• [Problem to work on]: Copy the items below line for line, without changing any text, and leave out the pictures.

[START]

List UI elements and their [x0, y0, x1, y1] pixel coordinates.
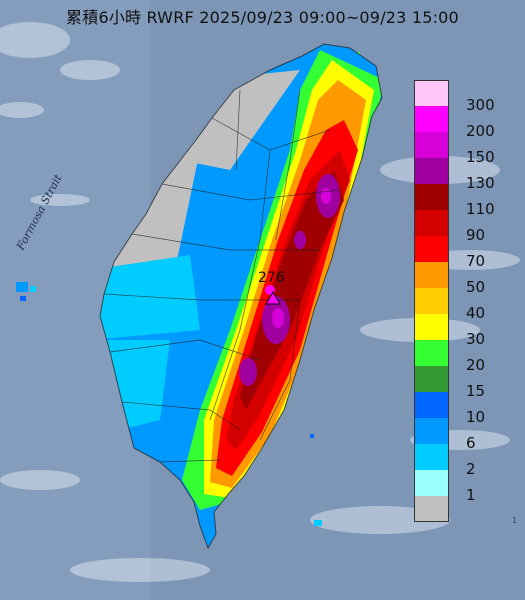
- legend-swatch: [414, 184, 449, 210]
- legend-label: 15: [466, 382, 486, 400]
- legend-swatch: [414, 262, 449, 288]
- legend-swatch: [414, 236, 449, 262]
- corner-text: 1: [512, 516, 518, 525]
- legend-label: 200: [466, 122, 495, 140]
- county-borders: [99, 43, 383, 550]
- legend-label: 30: [466, 330, 486, 348]
- legend-swatch: [414, 366, 449, 392]
- legend-swatch: [414, 444, 449, 470]
- legend-swatch: [414, 314, 449, 340]
- legend-label: 1: [466, 486, 476, 504]
- legend-swatch: [414, 496, 449, 522]
- legend-label: 10: [466, 408, 486, 426]
- legend-label: 90: [466, 226, 486, 244]
- peak-value: 276: [258, 270, 285, 286]
- legend-label: 40: [466, 304, 486, 322]
- legend-swatch: [414, 132, 449, 158]
- legend-label: 110: [466, 200, 495, 218]
- legend-swatch: [414, 80, 449, 106]
- legend-label: 70: [466, 252, 486, 270]
- legend-label: 6: [466, 434, 476, 452]
- legend-swatch: [414, 418, 449, 444]
- legend-swatch: [414, 158, 449, 184]
- legend-swatch: [414, 210, 449, 236]
- legend-label: 50: [466, 278, 486, 296]
- legend-swatch: [414, 106, 449, 132]
- legend-swatch: [414, 470, 449, 496]
- legend-label: 2: [466, 460, 476, 478]
- peak-marker-icon: [265, 291, 281, 305]
- legend-label: 20: [466, 356, 486, 374]
- legend-swatch: [414, 340, 449, 366]
- legend-swatch: [414, 392, 449, 418]
- legend-label: 130: [466, 174, 495, 192]
- legend-label: 150: [466, 148, 495, 166]
- legend-swatch: [414, 288, 449, 314]
- legend-label: 300: [466, 96, 495, 114]
- map-title: 累積6小時 RWRF 2025/09/23 09:00~09/23 15:00: [66, 8, 459, 27]
- color-legend: [414, 80, 449, 522]
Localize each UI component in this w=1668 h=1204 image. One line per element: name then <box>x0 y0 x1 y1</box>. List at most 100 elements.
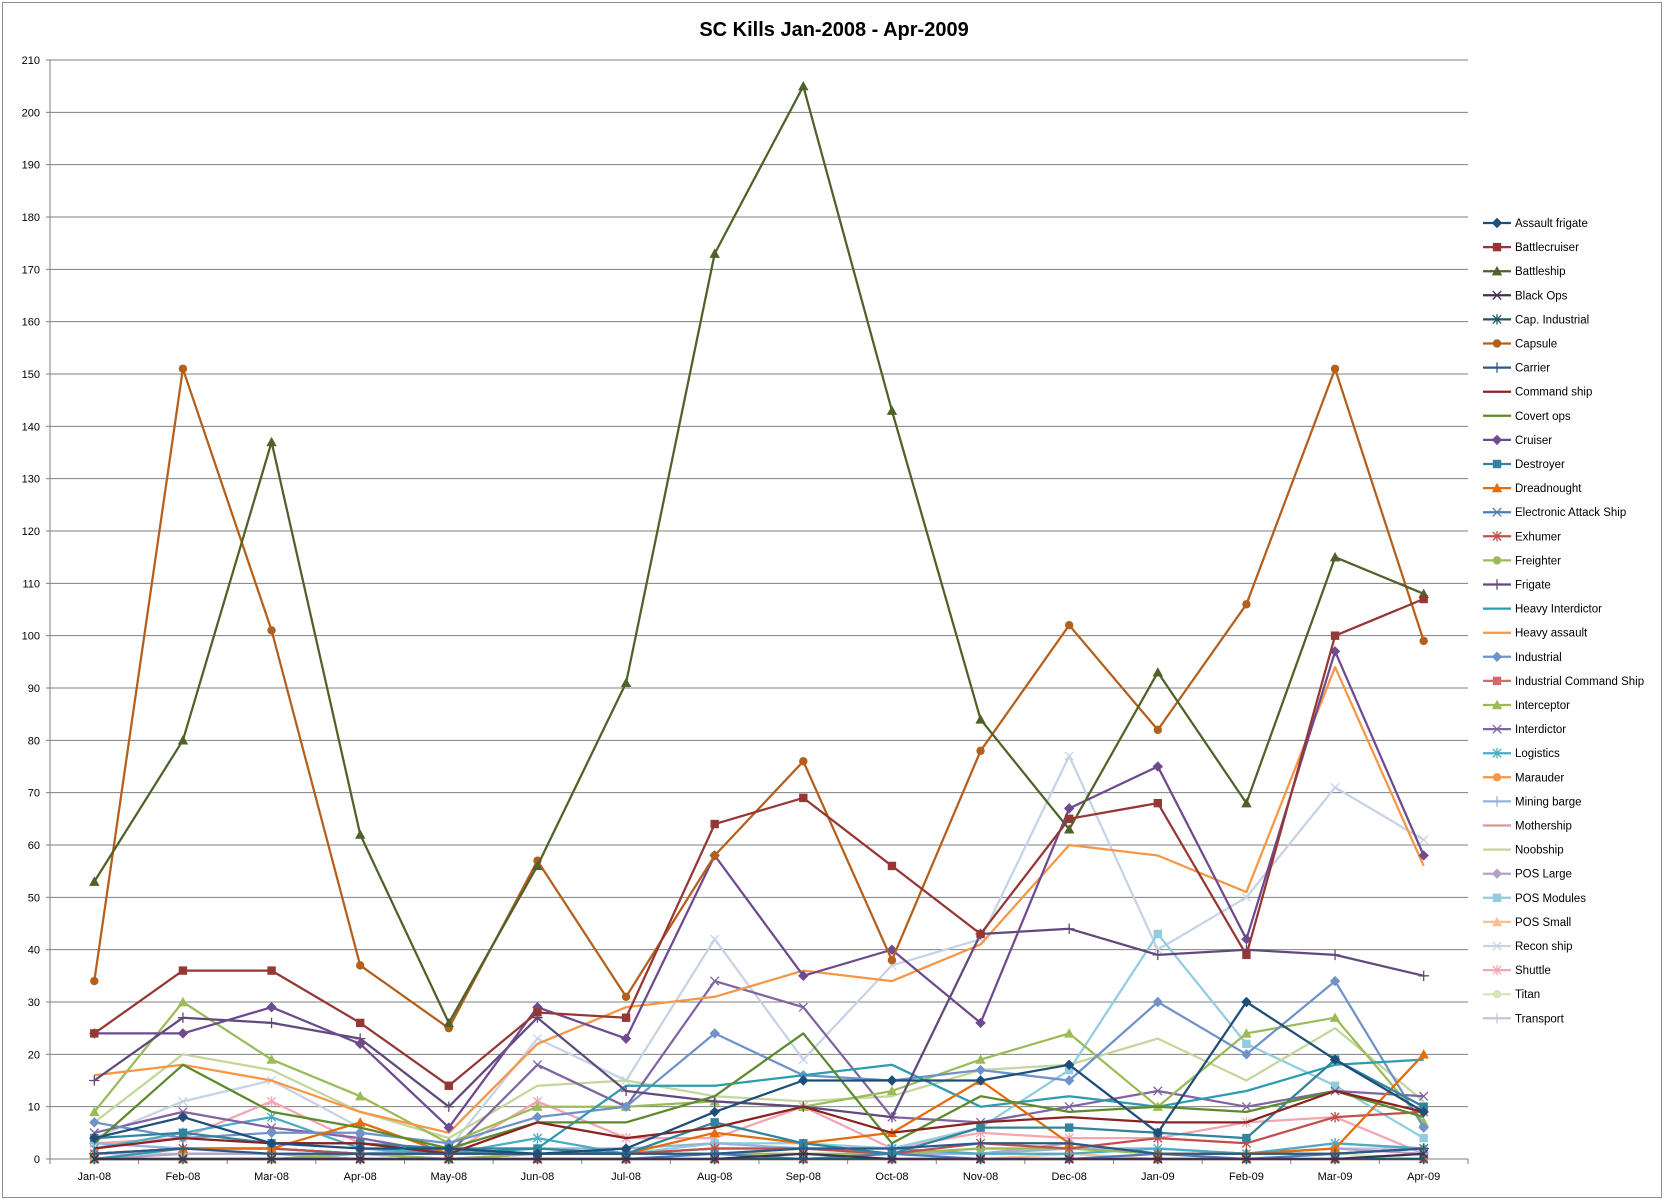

[END]

• [Answer to the problem]:
List UI elements and their [x0, y0, x1, y1] pixel coordinates.
- legend-swatch: [414, 184, 449, 210]
- legend-label: 15: [466, 382, 486, 400]
- legend-swatch: [414, 262, 449, 288]
- legend-swatch: [414, 236, 449, 262]
- corner-text: 1: [512, 516, 518, 525]
- legend-label: 200: [466, 122, 495, 140]
- county-borders: [99, 43, 383, 550]
- legend-label: 30: [466, 330, 486, 348]
- legend-swatch: [414, 366, 449, 392]
- legend-swatch: [414, 444, 449, 470]
- legend-swatch: [414, 314, 449, 340]
- legend-label: 1: [466, 486, 476, 504]
- legend-swatch: [414, 496, 449, 522]
- legend-label: 10: [466, 408, 486, 426]
- legend-label: 90: [466, 226, 486, 244]
- peak-value: 276: [258, 270, 285, 286]
- legend-label: 40: [466, 304, 486, 322]
- legend-swatch: [414, 132, 449, 158]
- legend-label: 110: [466, 200, 495, 218]
- legend-swatch: [414, 80, 449, 106]
- legend-label: 70: [466, 252, 486, 270]
- legend-label: 6: [466, 434, 476, 452]
- legend-swatch: [414, 418, 449, 444]
- legend-swatch: [414, 158, 449, 184]
- legend-swatch: [414, 210, 449, 236]
- legend-label: 50: [466, 278, 486, 296]
- legend-swatch: [414, 106, 449, 132]
- legend-swatch: [414, 470, 449, 496]
- legend-label: 2: [466, 460, 476, 478]
- peak-marker-icon: [265, 291, 281, 305]
- legend-label: 20: [466, 356, 486, 374]
- legend-swatch: [414, 340, 449, 366]
- legend-swatch: [414, 392, 449, 418]
- legend-label: 130: [466, 174, 495, 192]
- legend-label: 150: [466, 148, 495, 166]
- legend-swatch: [414, 288, 449, 314]
- legend-label: 300: [466, 96, 495, 114]
- map-title: 累積6小時 RWRF 2025/09/23 09:00~09/23 15:00: [66, 8, 459, 27]
- color-legend: [414, 80, 449, 522]
Localize each UI component in this w=1668 h=1204 image. One line per element: name then <box>x0 y0 x1 y1</box>. List at most 100 elements.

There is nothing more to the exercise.